Scan the entries below. List each line with "this".

[Extracted data entries]
::::

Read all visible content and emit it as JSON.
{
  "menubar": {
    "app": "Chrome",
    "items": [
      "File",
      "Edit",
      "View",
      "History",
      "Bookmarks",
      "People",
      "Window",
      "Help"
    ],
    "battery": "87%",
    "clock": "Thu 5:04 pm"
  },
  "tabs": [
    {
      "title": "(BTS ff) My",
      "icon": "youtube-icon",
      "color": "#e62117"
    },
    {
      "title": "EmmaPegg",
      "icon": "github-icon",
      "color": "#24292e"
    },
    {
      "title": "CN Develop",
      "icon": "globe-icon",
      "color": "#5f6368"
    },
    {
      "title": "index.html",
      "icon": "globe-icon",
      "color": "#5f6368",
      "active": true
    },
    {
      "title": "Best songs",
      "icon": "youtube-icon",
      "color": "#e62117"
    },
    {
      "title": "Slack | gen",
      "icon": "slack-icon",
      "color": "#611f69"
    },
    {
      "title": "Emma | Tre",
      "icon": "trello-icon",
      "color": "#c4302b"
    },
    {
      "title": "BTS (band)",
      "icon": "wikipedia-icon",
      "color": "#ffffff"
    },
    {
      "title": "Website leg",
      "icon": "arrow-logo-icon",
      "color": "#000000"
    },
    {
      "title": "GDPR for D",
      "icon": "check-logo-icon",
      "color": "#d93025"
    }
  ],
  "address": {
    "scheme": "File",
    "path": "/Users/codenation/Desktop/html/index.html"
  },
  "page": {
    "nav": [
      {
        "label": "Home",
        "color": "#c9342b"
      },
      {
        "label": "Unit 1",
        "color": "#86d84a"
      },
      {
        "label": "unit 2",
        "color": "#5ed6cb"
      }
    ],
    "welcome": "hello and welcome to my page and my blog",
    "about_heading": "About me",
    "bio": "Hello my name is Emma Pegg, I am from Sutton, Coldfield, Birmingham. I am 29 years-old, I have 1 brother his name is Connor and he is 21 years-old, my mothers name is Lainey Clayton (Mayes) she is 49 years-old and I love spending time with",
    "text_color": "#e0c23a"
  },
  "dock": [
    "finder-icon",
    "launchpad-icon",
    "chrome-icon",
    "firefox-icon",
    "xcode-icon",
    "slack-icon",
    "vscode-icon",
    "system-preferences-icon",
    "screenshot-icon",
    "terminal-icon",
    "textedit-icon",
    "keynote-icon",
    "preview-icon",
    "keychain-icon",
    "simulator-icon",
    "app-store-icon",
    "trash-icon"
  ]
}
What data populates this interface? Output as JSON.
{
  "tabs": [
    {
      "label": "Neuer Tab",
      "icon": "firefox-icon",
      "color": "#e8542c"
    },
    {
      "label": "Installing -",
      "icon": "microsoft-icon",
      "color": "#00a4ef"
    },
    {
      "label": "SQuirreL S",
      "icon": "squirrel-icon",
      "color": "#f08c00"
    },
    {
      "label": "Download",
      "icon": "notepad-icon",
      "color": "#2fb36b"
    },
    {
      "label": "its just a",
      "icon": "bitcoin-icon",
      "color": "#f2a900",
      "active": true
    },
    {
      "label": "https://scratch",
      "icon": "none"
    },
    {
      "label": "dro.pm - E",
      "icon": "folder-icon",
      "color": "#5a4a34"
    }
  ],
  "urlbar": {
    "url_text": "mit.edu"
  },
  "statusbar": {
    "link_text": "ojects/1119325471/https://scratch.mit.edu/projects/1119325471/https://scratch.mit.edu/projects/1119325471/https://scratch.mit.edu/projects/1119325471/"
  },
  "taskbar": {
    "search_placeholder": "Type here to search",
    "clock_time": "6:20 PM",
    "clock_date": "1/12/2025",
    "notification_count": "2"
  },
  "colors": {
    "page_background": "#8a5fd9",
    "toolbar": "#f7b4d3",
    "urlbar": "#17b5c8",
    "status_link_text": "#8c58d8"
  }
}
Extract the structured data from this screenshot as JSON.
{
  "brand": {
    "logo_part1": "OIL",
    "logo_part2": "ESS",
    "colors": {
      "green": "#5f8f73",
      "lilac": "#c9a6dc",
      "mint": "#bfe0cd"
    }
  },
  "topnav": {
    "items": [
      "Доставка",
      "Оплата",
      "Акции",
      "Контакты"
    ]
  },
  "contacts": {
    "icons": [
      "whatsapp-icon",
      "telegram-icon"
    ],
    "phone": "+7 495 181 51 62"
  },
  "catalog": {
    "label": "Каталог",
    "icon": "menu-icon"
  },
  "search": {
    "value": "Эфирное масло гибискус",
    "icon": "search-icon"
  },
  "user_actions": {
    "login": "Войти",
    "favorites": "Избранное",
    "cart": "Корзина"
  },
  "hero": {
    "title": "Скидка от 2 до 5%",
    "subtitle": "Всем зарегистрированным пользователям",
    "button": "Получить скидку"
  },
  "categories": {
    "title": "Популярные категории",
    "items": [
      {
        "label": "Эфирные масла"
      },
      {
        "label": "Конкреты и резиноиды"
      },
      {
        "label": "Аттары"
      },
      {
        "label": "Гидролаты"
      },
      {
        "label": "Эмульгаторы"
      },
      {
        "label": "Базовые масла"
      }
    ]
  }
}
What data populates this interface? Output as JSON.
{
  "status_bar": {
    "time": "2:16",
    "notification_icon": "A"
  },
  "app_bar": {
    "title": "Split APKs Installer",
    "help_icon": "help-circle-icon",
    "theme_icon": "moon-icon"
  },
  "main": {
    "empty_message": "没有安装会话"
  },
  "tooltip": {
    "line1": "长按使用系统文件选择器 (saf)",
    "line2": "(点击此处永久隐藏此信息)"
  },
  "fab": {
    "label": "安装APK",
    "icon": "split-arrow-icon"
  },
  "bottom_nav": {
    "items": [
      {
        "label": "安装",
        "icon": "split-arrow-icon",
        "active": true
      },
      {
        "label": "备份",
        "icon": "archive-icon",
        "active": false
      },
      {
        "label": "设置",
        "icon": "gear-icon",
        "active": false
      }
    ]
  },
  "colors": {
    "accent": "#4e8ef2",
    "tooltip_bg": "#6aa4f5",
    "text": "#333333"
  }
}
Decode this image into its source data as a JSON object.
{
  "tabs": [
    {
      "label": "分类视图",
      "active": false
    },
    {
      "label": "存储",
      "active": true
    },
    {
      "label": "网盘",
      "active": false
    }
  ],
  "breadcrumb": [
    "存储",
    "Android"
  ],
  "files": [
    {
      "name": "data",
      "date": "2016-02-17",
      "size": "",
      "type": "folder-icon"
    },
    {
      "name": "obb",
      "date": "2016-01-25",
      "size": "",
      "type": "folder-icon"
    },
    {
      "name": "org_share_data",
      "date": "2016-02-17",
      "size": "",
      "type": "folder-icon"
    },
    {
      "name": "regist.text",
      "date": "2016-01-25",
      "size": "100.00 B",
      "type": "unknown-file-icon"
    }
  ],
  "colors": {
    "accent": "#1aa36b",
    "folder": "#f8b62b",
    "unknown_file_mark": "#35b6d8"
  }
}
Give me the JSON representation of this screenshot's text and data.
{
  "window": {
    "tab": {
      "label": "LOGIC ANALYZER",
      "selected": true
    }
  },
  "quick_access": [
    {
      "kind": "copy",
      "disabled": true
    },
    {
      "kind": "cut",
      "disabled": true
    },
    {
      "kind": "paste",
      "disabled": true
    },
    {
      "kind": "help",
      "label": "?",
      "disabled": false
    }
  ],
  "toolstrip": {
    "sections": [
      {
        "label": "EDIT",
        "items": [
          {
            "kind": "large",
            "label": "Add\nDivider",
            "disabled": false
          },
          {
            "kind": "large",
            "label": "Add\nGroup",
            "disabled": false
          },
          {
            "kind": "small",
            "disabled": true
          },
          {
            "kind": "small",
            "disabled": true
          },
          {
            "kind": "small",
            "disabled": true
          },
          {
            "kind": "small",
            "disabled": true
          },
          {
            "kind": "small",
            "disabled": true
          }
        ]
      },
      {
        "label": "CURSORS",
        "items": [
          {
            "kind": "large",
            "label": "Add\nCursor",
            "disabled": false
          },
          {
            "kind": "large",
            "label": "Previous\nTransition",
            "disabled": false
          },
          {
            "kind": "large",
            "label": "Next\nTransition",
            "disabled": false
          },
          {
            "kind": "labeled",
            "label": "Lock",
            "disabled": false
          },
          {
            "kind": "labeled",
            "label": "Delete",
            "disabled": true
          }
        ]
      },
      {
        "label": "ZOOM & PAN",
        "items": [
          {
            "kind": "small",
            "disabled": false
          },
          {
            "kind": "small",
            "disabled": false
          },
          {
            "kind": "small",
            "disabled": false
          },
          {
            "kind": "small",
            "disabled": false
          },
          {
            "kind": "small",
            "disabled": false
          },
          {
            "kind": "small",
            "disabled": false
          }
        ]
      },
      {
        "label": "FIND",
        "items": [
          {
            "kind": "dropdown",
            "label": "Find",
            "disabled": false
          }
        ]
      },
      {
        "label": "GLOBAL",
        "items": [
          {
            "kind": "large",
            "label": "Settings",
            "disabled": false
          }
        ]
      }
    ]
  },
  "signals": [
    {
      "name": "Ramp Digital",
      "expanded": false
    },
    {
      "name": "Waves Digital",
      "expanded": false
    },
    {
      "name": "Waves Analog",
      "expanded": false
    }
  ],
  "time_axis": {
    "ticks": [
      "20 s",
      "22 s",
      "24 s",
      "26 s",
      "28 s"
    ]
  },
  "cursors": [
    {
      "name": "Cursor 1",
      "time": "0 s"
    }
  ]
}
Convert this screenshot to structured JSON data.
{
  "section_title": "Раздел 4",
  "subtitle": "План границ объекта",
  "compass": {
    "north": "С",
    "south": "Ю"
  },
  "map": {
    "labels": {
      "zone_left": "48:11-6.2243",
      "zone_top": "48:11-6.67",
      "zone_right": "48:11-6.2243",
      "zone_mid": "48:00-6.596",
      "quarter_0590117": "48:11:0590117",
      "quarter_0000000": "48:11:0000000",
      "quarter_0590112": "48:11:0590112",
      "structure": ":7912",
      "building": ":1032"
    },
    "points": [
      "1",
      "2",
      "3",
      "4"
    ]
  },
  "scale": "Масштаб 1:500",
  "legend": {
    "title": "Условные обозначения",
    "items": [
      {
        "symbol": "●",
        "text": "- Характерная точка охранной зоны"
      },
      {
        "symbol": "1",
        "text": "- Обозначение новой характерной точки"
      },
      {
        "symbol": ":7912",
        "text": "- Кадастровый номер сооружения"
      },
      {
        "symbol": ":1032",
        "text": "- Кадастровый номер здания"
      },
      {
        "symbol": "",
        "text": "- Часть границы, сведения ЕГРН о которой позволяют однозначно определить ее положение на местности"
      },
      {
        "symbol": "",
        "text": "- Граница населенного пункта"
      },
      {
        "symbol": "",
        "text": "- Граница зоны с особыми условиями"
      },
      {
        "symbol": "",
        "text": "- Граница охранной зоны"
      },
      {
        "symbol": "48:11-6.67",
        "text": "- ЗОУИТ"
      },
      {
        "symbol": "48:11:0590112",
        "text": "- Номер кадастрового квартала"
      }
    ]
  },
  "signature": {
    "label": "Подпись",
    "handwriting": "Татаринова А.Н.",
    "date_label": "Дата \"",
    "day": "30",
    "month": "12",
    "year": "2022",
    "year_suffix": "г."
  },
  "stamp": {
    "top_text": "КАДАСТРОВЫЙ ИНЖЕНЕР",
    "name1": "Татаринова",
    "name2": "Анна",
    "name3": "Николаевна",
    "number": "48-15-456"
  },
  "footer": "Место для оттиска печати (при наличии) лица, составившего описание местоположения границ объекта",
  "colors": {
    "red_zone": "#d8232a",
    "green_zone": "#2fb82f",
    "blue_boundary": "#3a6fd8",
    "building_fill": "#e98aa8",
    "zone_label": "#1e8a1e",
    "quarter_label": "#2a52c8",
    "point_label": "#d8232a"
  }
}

::::

TASK OUTPUT:
What data populates this interface? Output as JSON.
Extract the structured data from this screenshot as JSON.
What data populates this interface? Output as JSON.
Decode this image into its source data as a JSON object.
Give me the JSON representation of this screenshot's text and data.
Convert this screenshot to structured JSON data.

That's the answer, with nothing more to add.